- _PROBLEM TO SOLVE_
Copy every entry exactly.

- _TASK INPUT_
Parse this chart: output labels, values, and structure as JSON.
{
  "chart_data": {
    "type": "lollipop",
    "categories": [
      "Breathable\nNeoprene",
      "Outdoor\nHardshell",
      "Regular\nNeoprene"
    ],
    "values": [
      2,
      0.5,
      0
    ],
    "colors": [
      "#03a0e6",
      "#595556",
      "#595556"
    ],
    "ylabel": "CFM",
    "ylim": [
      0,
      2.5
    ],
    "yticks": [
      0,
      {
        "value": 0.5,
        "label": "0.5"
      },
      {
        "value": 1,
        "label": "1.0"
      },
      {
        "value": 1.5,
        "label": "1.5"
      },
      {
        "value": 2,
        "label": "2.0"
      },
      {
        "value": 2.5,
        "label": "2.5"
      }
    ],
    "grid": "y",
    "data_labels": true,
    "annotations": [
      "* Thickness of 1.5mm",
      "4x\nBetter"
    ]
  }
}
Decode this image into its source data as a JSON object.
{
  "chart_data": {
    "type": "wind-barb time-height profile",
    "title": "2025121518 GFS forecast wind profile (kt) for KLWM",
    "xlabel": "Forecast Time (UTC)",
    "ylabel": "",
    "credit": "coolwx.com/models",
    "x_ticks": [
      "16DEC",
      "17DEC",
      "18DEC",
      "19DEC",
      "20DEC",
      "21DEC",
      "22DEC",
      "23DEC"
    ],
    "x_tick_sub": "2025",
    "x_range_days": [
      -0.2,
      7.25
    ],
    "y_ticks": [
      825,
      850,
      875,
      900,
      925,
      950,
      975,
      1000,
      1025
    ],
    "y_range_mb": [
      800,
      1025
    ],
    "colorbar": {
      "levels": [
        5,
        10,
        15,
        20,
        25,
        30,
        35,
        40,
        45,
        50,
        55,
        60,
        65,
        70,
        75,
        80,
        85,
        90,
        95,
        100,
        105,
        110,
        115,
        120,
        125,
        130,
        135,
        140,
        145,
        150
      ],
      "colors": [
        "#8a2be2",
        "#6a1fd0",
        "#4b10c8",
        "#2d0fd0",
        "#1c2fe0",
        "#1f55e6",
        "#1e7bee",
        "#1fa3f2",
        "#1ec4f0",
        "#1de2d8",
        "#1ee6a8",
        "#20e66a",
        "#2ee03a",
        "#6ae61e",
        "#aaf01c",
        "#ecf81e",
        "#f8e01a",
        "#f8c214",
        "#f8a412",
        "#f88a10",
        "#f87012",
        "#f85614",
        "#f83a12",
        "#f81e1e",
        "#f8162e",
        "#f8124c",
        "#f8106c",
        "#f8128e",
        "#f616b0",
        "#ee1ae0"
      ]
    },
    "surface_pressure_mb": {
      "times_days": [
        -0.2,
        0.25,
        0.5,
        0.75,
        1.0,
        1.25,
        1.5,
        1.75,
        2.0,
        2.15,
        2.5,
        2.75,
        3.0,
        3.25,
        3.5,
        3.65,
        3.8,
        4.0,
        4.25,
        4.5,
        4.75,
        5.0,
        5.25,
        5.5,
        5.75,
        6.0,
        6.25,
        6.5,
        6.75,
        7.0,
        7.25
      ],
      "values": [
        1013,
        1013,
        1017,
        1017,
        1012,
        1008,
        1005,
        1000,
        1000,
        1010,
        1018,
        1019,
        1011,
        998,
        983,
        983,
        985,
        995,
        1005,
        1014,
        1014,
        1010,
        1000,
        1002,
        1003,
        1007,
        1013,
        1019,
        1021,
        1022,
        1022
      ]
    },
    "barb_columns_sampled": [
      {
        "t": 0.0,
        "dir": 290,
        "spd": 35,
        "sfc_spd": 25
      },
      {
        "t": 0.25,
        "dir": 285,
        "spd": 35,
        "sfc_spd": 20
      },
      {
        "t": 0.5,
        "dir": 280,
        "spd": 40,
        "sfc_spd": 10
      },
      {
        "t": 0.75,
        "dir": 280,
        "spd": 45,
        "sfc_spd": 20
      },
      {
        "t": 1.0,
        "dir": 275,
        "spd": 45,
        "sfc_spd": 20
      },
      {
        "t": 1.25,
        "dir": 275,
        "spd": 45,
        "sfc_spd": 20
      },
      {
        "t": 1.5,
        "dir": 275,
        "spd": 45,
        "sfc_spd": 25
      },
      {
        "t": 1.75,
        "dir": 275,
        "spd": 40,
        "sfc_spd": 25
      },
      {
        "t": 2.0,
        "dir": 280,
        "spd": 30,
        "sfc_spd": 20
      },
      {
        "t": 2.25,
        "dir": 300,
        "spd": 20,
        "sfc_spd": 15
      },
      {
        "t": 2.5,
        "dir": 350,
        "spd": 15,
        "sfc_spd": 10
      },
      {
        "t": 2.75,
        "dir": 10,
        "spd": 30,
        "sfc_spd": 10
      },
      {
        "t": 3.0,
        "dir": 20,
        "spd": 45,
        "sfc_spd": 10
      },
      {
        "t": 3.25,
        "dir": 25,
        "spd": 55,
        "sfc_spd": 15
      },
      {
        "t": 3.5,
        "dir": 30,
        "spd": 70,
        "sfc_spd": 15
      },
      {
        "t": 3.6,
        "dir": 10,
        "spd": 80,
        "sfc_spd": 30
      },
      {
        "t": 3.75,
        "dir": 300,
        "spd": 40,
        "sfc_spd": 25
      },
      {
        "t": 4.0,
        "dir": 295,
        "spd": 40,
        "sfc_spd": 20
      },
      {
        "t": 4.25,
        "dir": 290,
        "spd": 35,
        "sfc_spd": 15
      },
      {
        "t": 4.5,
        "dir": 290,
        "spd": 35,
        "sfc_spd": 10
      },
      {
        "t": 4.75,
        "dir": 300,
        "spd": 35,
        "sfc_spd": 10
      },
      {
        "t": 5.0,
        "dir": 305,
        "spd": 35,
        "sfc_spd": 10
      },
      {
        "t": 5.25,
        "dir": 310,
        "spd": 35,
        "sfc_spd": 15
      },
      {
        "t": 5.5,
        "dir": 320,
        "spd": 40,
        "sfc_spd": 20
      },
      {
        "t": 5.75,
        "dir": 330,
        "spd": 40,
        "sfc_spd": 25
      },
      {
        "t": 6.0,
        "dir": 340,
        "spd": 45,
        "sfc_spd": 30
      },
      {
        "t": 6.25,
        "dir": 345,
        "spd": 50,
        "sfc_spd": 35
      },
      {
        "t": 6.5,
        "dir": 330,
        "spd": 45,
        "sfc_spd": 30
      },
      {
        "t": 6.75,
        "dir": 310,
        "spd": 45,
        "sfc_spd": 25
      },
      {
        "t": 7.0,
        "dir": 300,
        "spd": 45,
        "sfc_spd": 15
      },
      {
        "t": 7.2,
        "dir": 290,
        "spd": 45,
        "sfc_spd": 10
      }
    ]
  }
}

- _ANSWER TO THIS TASK_
Parse this chart: output labels, values, and structure as JSON.
{
  "chart_data": {
    "type": "lollipop",
    "categories": [
      "Breathable\nNeoprene",
      "Outdoor\nHardshell",
      "Regular\nNeoprene"
    ],
    "values": [
      2,
      0.5,
      0
    ],
    "colors": [
      "#03a0e6",
      "#595556",
      "#595556"
    ],
    "ylabel": "CFM",
    "ylim": [
      0,
      2.5
    ],
    "yticks": [
      0,
      {
        "value": 0.5,
        "label": "0.5"
      },
      {
        "value": 1,
        "label": "1.0"
      },
      {
        "value": 1.5,
        "label": "1.5"
      },
      {
        "value": 2,
        "label": "2.0"
      },
      {
        "value": 2.5,
        "label": "2.5"
      }
    ],
    "grid": "y",
    "data_labels": true,
    "annotations": [
      "* Thickness of 1.5mm",
      "4x\nBetter"
    ]
  }
}
Decode this image into its source data as a JSON object.
{
  "chart_data": {
    "type": "wind-barb time-height profile",
    "title": "2025121518 GFS forecast wind profile (kt) for KLWM",
    "xlabel": "Forecast Time (UTC)",
    "ylabel": "",
    "credit": "coolwx.com/models",
    "x_ticks": [
      "16DEC",
      "17DEC",
      "18DEC",
      "19DEC",
      "20DEC",
      "21DEC",
      "22DEC",
      "23DEC"
    ],
    "x_tick_sub": "2025",
    "x_range_days": [
      -0.2,
      7.25
    ],
    "y_ticks": [
      825,
      850,
      875,
      900,
      925,
      950,
      975,
      1000,
      1025
    ],
    "y_range_mb": [
      800,
      1025
    ],
    "colorbar": {
      "levels": [
        5,
        10,
        15,
        20,
        25,
        30,
        35,
        40,
        45,
        50,
        55,
        60,
        65,
        70,
        75,
        80,
        85,
        90,
        95,
        100,
        105,
        110,
        115,
        120,
        125,
        130,
        135,
        140,
        145,
        150
      ],
      "colors": [
        "#8a2be2",
        "#6a1fd0",
        "#4b10c8",
        "#2d0fd0",
        "#1c2fe0",
        "#1f55e6",
        "#1e7bee",
        "#1fa3f2",
        "#1ec4f0",
        "#1de2d8",
        "#1ee6a8",
        "#20e66a",
        "#2ee03a",
        "#6ae61e",
        "#aaf01c",
        "#ecf81e",
        "#f8e01a",
        "#f8c214",
        "#f8a412",
        "#f88a10",
        "#f87012",
        "#f85614",
        "#f83a12",
        "#f81e1e",
        "#f8162e",
        "#f8124c",
        "#f8106c",
        "#f8128e",
        "#f616b0",
        "#ee1ae0"
      ]
    },
    "surface_pressure_mb": {
      "times_days": [
        -0.2,
        0.25,
        0.5,
        0.75,
        1.0,
        1.25,
        1.5,
        1.75,
        2.0,
        2.15,
        2.5,
        2.75,
        3.0,
        3.25,
        3.5,
        3.65,
        3.8,
        4.0,
        4.25,
        4.5,
        4.75,
        5.0,
        5.25,
        5.5,
        5.75,
        6.0,
        6.25,
        6.5,
        6.75,
        7.0,
        7.25
      ],
      "values": [
        1013,
        1013,
        1017,
        1017,
        1012,
        1008,
        1005,
        1000,
        1000,
        1010,
        1018,
        1019,
        1011,
        998,
        983,
        983,
        985,
        995,
        1005,
        1014,
        1014,
        1010,
        1000,
        1002,
        1003,
        1007,
        1013,
        1019,
        1021,
        1022,
        1022
      ]
    },
    "barb_columns_sampled": [
      {
        "t": 0.0,
        "dir": 290,
        "spd": 35,
        "sfc_spd": 25
      },
      {
        "t": 0.25,
        "dir": 285,
        "spd": 35,
        "sfc_spd": 20
      },
      {
        "t": 0.5,
        "dir": 280,
        "spd": 40,
        "sfc_spd": 10
      },
      {
        "t": 0.75,
        "dir": 280,
        "spd": 45,
        "sfc_spd": 20
      },
      {
        "t": 1.0,
        "dir": 275,
        "spd": 45,
        "sfc_spd": 20
      },
      {
        "t": 1.25,
        "dir": 275,
        "spd": 45,
        "sfc_spd": 20
      },
      {
        "t": 1.5,
        "dir": 275,
        "spd": 45,
        "sfc_spd": 25
      },
      {
        "t": 1.75,
        "dir": 275,
        "spd": 40,
        "sfc_spd": 25
      },
      {
        "t": 2.0,
        "dir": 280,
        "spd": 30,
        "sfc_spd": 20
      },
      {
        "t": 2.25,
        "dir": 300,
        "spd": 20,
        "sfc_spd": 15
      },
      {
        "t": 2.5,
        "dir": 350,
        "spd": 15,
        "sfc_spd": 10
      },
      {
        "t": 2.75,
        "dir": 10,
        "spd": 30,
        "sfc_spd": 10
      },
      {
        "t": 3.0,
        "dir": 20,
        "spd": 45,
        "sfc_spd": 10
      },
      {
        "t": 3.25,
        "dir": 25,
        "spd": 55,
        "sfc_spd": 15
      },
      {
        "t": 3.5,
        "dir": 30,
        "spd": 70,
        "sfc_spd": 15
      },
      {
        "t": 3.6,
        "dir": 10,
        "spd": 80,
        "sfc_spd": 30
      },
      {
        "t": 3.75,
        "dir": 300,
        "spd": 40,
        "sfc_spd": 25
      },
      {
        "t": 4.0,
        "dir": 295,
        "spd": 40,
        "sfc_spd": 20
      },
      {
        "t": 4.25,
        "dir": 290,
        "spd": 35,
        "sfc_spd": 15
      },
      {
        "t": 4.5,
        "dir": 290,
        "spd": 35,
        "sfc_spd": 10
      },
      {
        "t": 4.75,
        "dir": 300,
        "spd": 35,
        "sfc_spd": 10
      },
      {
        "t": 5.0,
        "dir": 305,
        "spd": 35,
        "sfc_spd": 10
      },
      {
        "t": 5.25,
        "dir": 310,
        "spd": 35,
        "sfc_spd": 15
      },
      {
        "t": 5.5,
        "dir": 320,
        "spd": 40,
        "sfc_spd": 20
      },
      {
        "t": 5.75,
        "dir": 330,
        "spd": 40,
        "sfc_spd": 25
      },
      {
        "t": 6.0,
        "dir": 340,
        "spd": 45,
        "sfc_spd": 30
      },
      {
        "t": 6.25,
        "dir": 345,
        "spd": 50,
        "sfc_spd": 35
      },
      {
        "t": 6.5,
        "dir": 330,
        "spd": 45,
        "sfc_spd": 30
      },
      {
        "t": 6.75,
        "dir": 310,
        "spd": 45,
        "sfc_spd": 25
      },
      {
        "t": 7.0,
        "dir": 300,
        "spd": 45,
        "sfc_spd": 15
      },
      {
        "t": 7.2,
        "dir": 290,
        "spd": 45,
        "sfc_spd": 10
      }
    ]
  }
}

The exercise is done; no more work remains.